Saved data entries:
# # # #

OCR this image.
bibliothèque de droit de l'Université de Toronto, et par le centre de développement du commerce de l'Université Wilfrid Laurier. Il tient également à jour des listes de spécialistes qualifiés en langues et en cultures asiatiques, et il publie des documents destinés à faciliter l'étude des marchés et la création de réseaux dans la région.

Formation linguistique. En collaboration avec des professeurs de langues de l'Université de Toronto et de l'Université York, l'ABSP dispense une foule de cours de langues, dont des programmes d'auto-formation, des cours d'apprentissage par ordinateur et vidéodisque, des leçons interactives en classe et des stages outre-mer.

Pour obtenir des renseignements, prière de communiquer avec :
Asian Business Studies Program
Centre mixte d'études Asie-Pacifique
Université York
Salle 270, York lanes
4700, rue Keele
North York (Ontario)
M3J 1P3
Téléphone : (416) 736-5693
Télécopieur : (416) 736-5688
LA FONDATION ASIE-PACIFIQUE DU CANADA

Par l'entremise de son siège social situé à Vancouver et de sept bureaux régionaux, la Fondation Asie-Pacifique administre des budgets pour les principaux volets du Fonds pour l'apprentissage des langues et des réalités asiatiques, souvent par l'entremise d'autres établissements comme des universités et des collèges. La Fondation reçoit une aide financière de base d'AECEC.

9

# # # #

Copy out the material word for word and line for line.

(RESULT)
OCR this image.
bibliothèque de droit de l'Université de Toronto, et par le centre de développement du commerce de l'Université Wilfrid Laurier. Il tient également à jour des listes de spécialistes qualifiés en langues et en cultures asiatiques, et il publie des documents destinés à faciliter l'étude des marchés et la création de réseaux dans la région.

Formation linguistique. En collaboration avec des professeurs de langues de l'Université de Toronto et de l'Université York, l'ABSP dispense une foule de cours de langues, dont des programmes d'auto-formation, des cours d'apprentissage par ordinateur et vidéodisque, des leçons interactives en classe et des stages outre-mer.

Pour obtenir des renseignements, prière de communiquer avec :
Asian Business Studies Program
Centre mixte d'études Asie-Pacifique
Université York
Salle 270, York lanes
4700, rue Keele
North York (Ontario)
M3J 1P3
Téléphone : (416) 736-5693
Télécopieur : (416) 736-5688
LA FONDATION ASIE-PACIFIQUE DU CANADA

Par l'entremise de son siège social situé à Vancouver et de sept bureaux régionaux, la Fondation Asie-Pacifique administre des budgets pour les principaux volets du Fonds pour l'apprentissage des langues et des réalités asiatiques, souvent par l'entremise d'autres établissements comme des universités et des collèges. La Fondation reçoit une aide financière de base d'AECEC.

9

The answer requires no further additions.